[TO DO]: Search the listing for the string "xlabel" and copy every line that contains it.

(Part of a data file)
┄┄┄┄┄┄┄┄┄┄
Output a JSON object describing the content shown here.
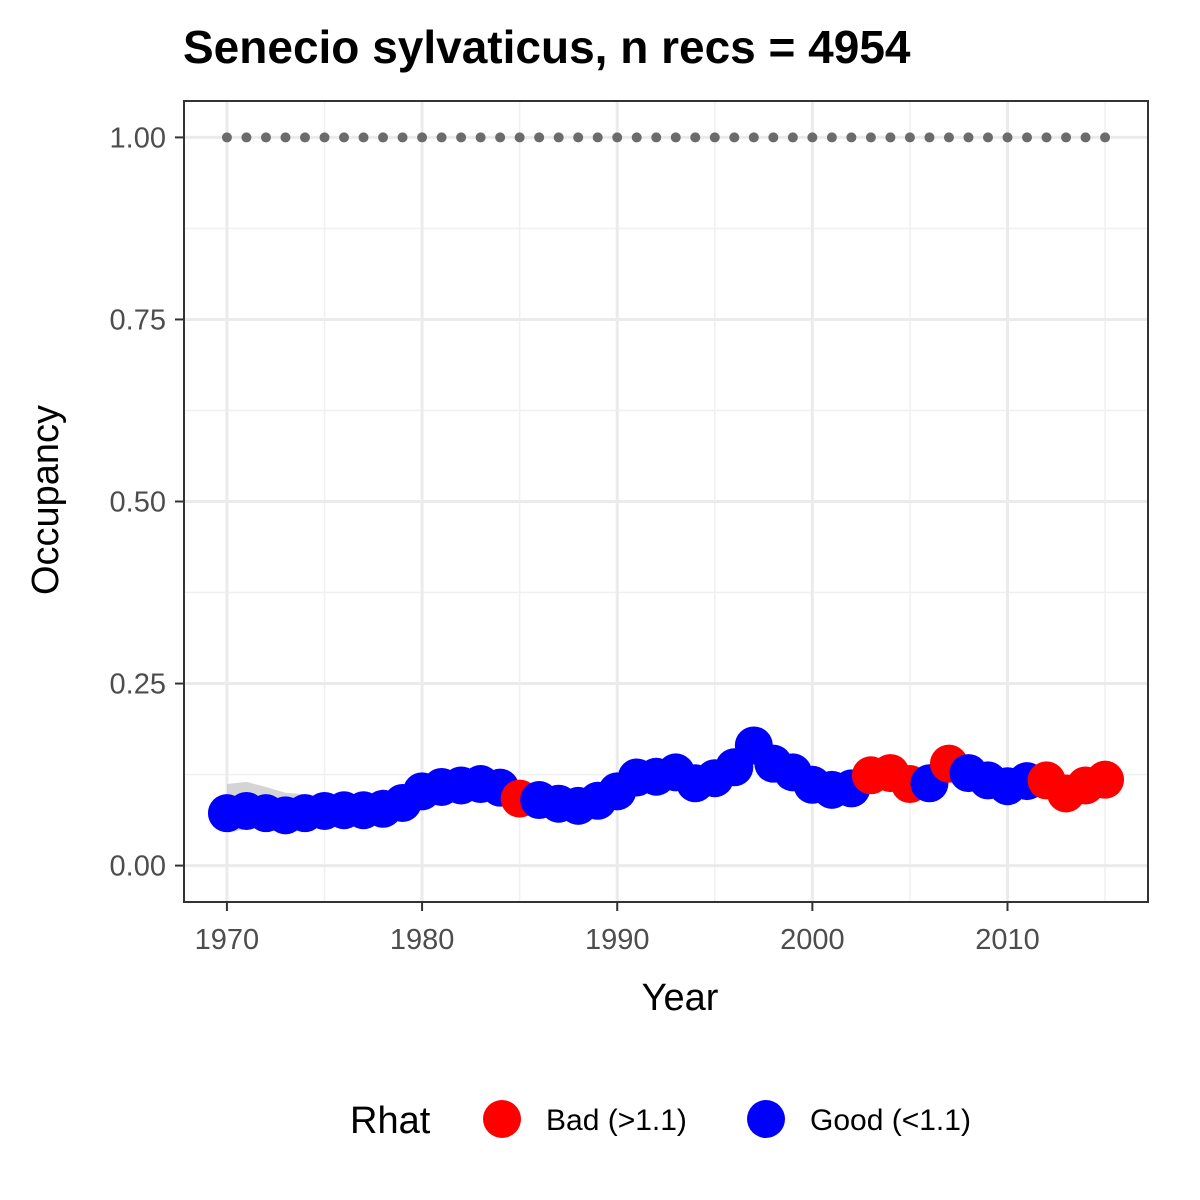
{
  "chart_data": {
    "type": "scatter",
    "title": "Senecio sylvaticus, n recs = 4954",
    "xlabel": "Year",
    "ylabel": "Occupancy",
    "xlim": [
      1967.8,
      1917.2
    ],
    "ylim": [
      -0.05,
      1.05
    ],
    "x_ticks": [
      "1970",
      "1980",
      "1990",
      "2000",
      "2010"
    ],
    "y_ticks": [
      "0.00",
      "0.25",
      "0.50",
      "0.75",
      "1.00"
    ],
    "grid": true,
    "legend": {
      "title": "Rhat",
      "position": "bottom",
      "entries": [
        {
          "label": "Bad (>1.1)",
          "color": "#ff0000"
        },
        {
          "label": "Good (<1.1)",
          "color": "#0000ff"
        }
      ]
    },
    "colors": {
      "Bad": "#ff0000",
      "Good": "#0000ff",
      "reference": "#6b6b6b",
      "ribbon": "#cccccc"
    },
    "reference_line": {
      "y": 1.0,
      "x_from": 1970,
      "x_to": 2015,
      "style": "dotted"
    },
    "series": [
      {
        "x": [
          1970,
          1971,
          1972,
          1973,
          1974,
          1975,
          1976,
          1977,
          1978,
          1979,
          1980,
          1981,
          1982,
          1983,
          1984,
          1985,
          1986,
          1987,
          1988,
          1989,
          1990,
          1991,
          1992,
          1993,
          1994,
          1995,
          1996,
          1997,
          1998,
          1999,
          2000,
          2001,
          2002,
          2003,
          2004,
          2005,
          2006,
          2007,
          2008,
          2009,
          2010,
          2011,
          2012,
          2013,
          2014,
          2015
        ],
        "y": [
          0.072,
          0.075,
          0.072,
          0.069,
          0.072,
          0.075,
          0.076,
          0.076,
          0.078,
          0.086,
          0.102,
          0.108,
          0.11,
          0.112,
          0.107,
          0.092,
          0.09,
          0.085,
          0.082,
          0.089,
          0.102,
          0.121,
          0.122,
          0.128,
          0.113,
          0.12,
          0.135,
          0.165,
          0.14,
          0.128,
          0.111,
          0.104,
          0.106,
          0.124,
          0.127,
          0.112,
          0.113,
          0.14,
          0.127,
          0.117,
          0.109,
          0.116,
          0.117,
          0.099,
          0.11,
          0.118
        ],
        "lower": [
          0.045,
          0.05,
          0.055,
          0.058,
          0.06,
          0.063,
          0.064,
          0.065,
          0.067,
          0.075,
          0.09,
          0.097,
          0.099,
          0.1,
          0.095,
          0.083,
          0.08,
          0.076,
          0.073,
          0.079,
          0.092,
          0.11,
          0.112,
          0.117,
          0.103,
          0.11,
          0.124,
          0.152,
          0.129,
          0.117,
          0.101,
          0.094,
          0.096,
          0.112,
          0.115,
          0.101,
          0.102,
          0.127,
          0.115,
          0.106,
          0.098,
          0.104,
          0.104,
          0.087,
          0.097,
          0.104
        ],
        "upper": [
          0.112,
          0.115,
          0.108,
          0.1,
          0.098,
          0.096,
          0.094,
          0.093,
          0.095,
          0.1,
          0.115,
          0.122,
          0.125,
          0.128,
          0.123,
          0.104,
          0.101,
          0.096,
          0.092,
          0.099,
          0.113,
          0.133,
          0.133,
          0.14,
          0.124,
          0.131,
          0.147,
          0.178,
          0.152,
          0.14,
          0.122,
          0.114,
          0.117,
          0.137,
          0.14,
          0.124,
          0.125,
          0.153,
          0.14,
          0.129,
          0.12,
          0.128,
          0.131,
          0.112,
          0.124,
          0.133
        ],
        "rhat": [
          "Good",
          "Good",
          "Good",
          "Good",
          "Good",
          "Good",
          "Good",
          "Good",
          "Good",
          "Good",
          "Good",
          "Good",
          "Good",
          "Good",
          "Good",
          "Bad",
          "Good",
          "Good",
          "Good",
          "Good",
          "Good",
          "Good",
          "Good",
          "Good",
          "Good",
          "Good",
          "Good",
          "Good",
          "Good",
          "Good",
          "Good",
          "Good",
          "Good",
          "Bad",
          "Bad",
          "Bad",
          "Good",
          "Bad",
          "Good",
          "Good",
          "Good",
          "Good",
          "Bad",
          "Bad",
          "Bad",
          "Bad"
        ]
      }
    ]
  }
}
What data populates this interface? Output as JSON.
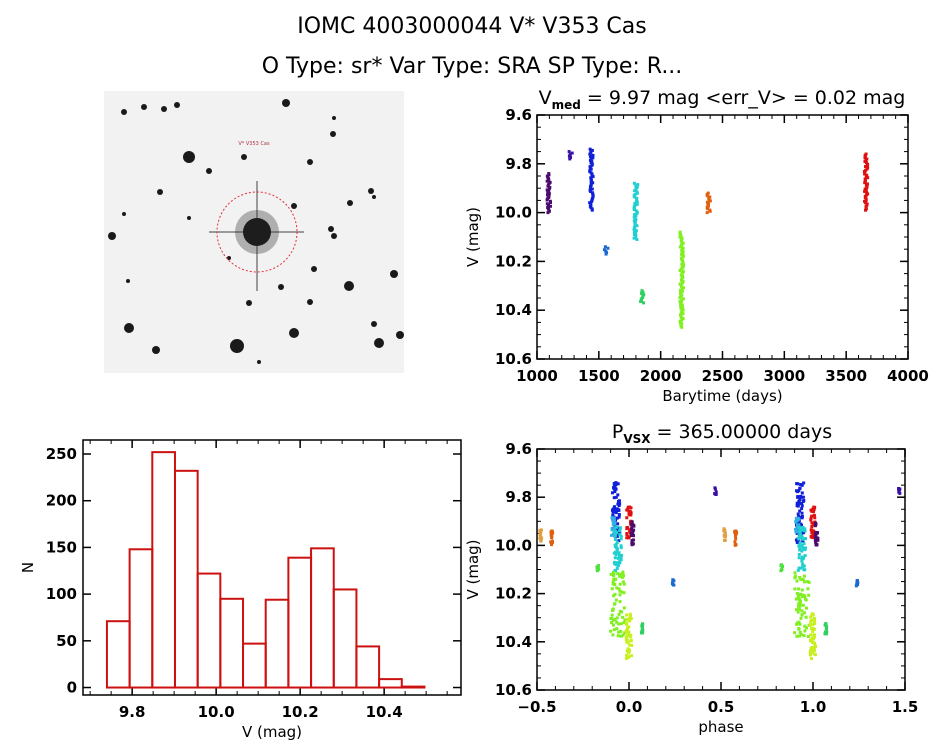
{
  "header": {
    "title": "IOMC 4003000044    V* V353 Cas",
    "subtitle": "O Type: sr*  Var Type: SRA  SP Type: R..."
  },
  "finder_chart": {
    "target_label": "V* V353 Cas",
    "circle_color": "#e0303a"
  },
  "chart_data": [
    {
      "id": "lightcurve",
      "type": "scatter",
      "title_main": "V",
      "title_sub": "med",
      "title_rest": " = 9.97 mag <err_V> = 0.02 mag",
      "xlabel": "Barytime (days)",
      "ylabel": "V (mag)",
      "xlim": [
        1000,
        4000
      ],
      "ylim": [
        9.6,
        10.6
      ],
      "y_inverted": true,
      "xticks": [
        1000,
        1500,
        2000,
        2500,
        3000,
        3500,
        4000
      ],
      "yticks": [
        9.6,
        9.8,
        10.0,
        10.2,
        10.4,
        10.6
      ],
      "ytick_labels": [
        "9.6",
        "9.8",
        "10.0",
        "10.2",
        "10.4",
        "10.6"
      ],
      "clusters": [
        {
          "t": 1095,
          "vmin": 9.84,
          "vmax": 10.0,
          "color": "#4a0a6e"
        },
        {
          "t": 1270,
          "vmin": 9.75,
          "vmax": 9.78,
          "color": "#3a10a8"
        },
        {
          "t": 1440,
          "vmin": 9.74,
          "vmax": 9.99,
          "color": "#1020d8"
        },
        {
          "t": 1560,
          "vmin": 10.14,
          "vmax": 10.17,
          "color": "#1a6ad0"
        },
        {
          "t": 1800,
          "vmin": 9.88,
          "vmax": 10.11,
          "color": "#20d0d0"
        },
        {
          "t": 1850,
          "vmin": 10.32,
          "vmax": 10.37,
          "color": "#30d060"
        },
        {
          "t": 2170,
          "vmin": 10.08,
          "vmax": 10.47,
          "color": "#80f020"
        },
        {
          "t": 2390,
          "vmin": 9.92,
          "vmax": 10.0,
          "color": "#e06010"
        },
        {
          "t": 3660,
          "vmin": 9.76,
          "vmax": 9.99,
          "color": "#e01010"
        }
      ]
    },
    {
      "id": "histogram",
      "type": "bar",
      "xlabel": "V (mag)",
      "ylabel": "N",
      "xlim": [
        9.683,
        10.583
      ],
      "ylim": [
        -8,
        265
      ],
      "xticks": [
        9.8,
        10.0,
        10.2,
        10.4
      ],
      "xtick_labels": [
        "9.8",
        "10.0",
        "10.2",
        "10.4"
      ],
      "yticks": [
        0,
        50,
        100,
        150,
        200,
        250
      ],
      "bin_edges": [
        9.74,
        9.794,
        9.848,
        9.902,
        9.956,
        10.01,
        10.064,
        10.118,
        10.172,
        10.226,
        10.28,
        10.334,
        10.388,
        10.442,
        10.496
      ],
      "values": [
        71,
        148,
        252,
        232,
        122,
        95,
        47,
        94,
        139,
        149,
        105,
        44,
        9,
        1
      ],
      "color": "#cc1111"
    },
    {
      "id": "phased",
      "type": "scatter",
      "title_main": "P",
      "title_sub": "VSX",
      "title_rest": " = 365.00000 days",
      "xlabel": "phase",
      "ylabel": "V (mag)",
      "xlim": [
        -0.5,
        1.5
      ],
      "ylim": [
        9.6,
        10.6
      ],
      "y_inverted": true,
      "xticks": [
        -0.5,
        0.0,
        0.5,
        1.0,
        1.5
      ],
      "xtick_labels": [
        "−0.5",
        "0.0",
        "0.5",
        "1.0",
        "1.5"
      ],
      "yticks": [
        9.6,
        9.8,
        10.0,
        10.2,
        10.4,
        10.6
      ],
      "ytick_labels": [
        "9.6",
        "9.8",
        "10.0",
        "10.2",
        "10.4",
        "10.6"
      ],
      "clusters": [
        {
          "phase": -0.07,
          "vmin": 9.74,
          "vmax": 9.99,
          "color": "#1020d8",
          "width": 0.04
        },
        {
          "phase": -0.085,
          "vmin": 9.88,
          "vmax": 9.96,
          "color": "#30b0e0",
          "width": 0.02
        },
        {
          "phase": -0.06,
          "vmin": 9.92,
          "vmax": 10.11,
          "color": "#20d0d0",
          "width": 0.04
        },
        {
          "phase": 0.0,
          "vmin": 9.84,
          "vmax": 9.97,
          "color": "#e01010",
          "width": 0.025
        },
        {
          "phase": 0.02,
          "vmin": 9.9,
          "vmax": 10.0,
          "color": "#4a0a6e",
          "width": 0.015
        },
        {
          "phase": -0.06,
          "vmin": 10.11,
          "vmax": 10.38,
          "color": "#80f020",
          "width": 0.08
        },
        {
          "phase": 0.0,
          "vmin": 10.28,
          "vmax": 10.47,
          "color": "#c8f020",
          "width": 0.03
        },
        {
          "phase": 0.07,
          "vmin": 10.32,
          "vmax": 10.37,
          "color": "#30d060",
          "width": 0.01
        },
        {
          "phase": -0.17,
          "vmin": 10.08,
          "vmax": 10.11,
          "color": "#50e040",
          "width": 0.01
        },
        {
          "phase": 0.24,
          "vmin": 10.14,
          "vmax": 10.17,
          "color": "#1a6ad0",
          "width": 0.01
        },
        {
          "phase": 0.47,
          "vmin": 9.76,
          "vmax": 9.79,
          "color": "#3a10a8",
          "width": 0.01
        },
        {
          "phase": -0.48,
          "vmin": 9.93,
          "vmax": 9.99,
          "color": "#e0a040",
          "width": 0.01
        },
        {
          "phase": -0.42,
          "vmin": 9.94,
          "vmax": 10.0,
          "color": "#e06010",
          "width": 0.012
        }
      ]
    }
  ]
}
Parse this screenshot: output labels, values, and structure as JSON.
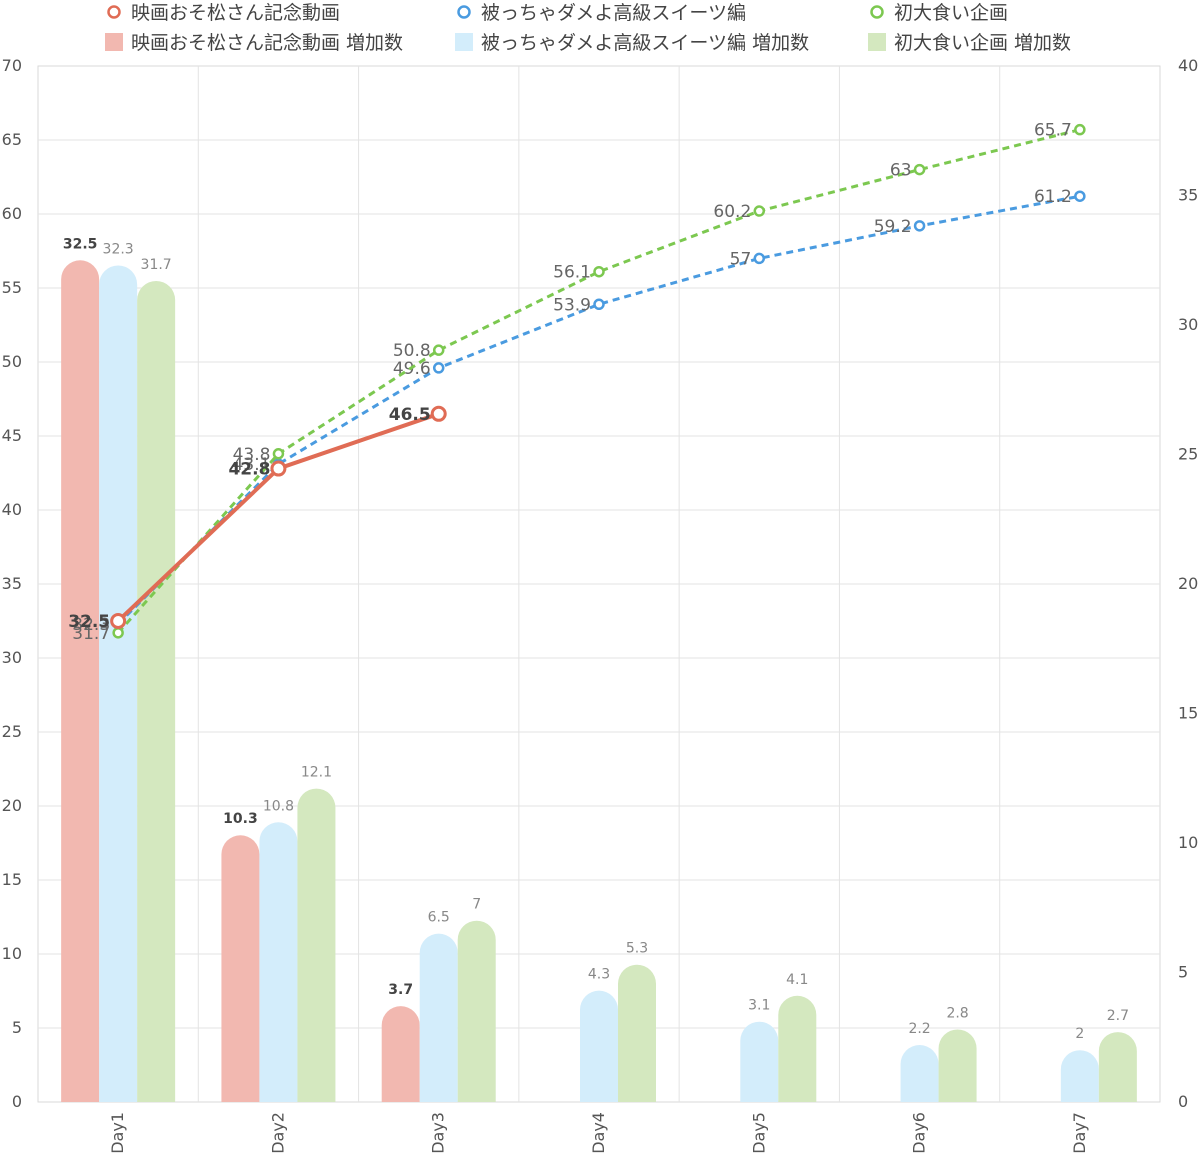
┄┄┄┄┄┄┄┄┄┄
[FULL RESPONSE]:
    "xlabel": "Year",
      "xlabel": "Barytime (days)",
      "xlabel": "V (mag)",
      "xlabel": "phase",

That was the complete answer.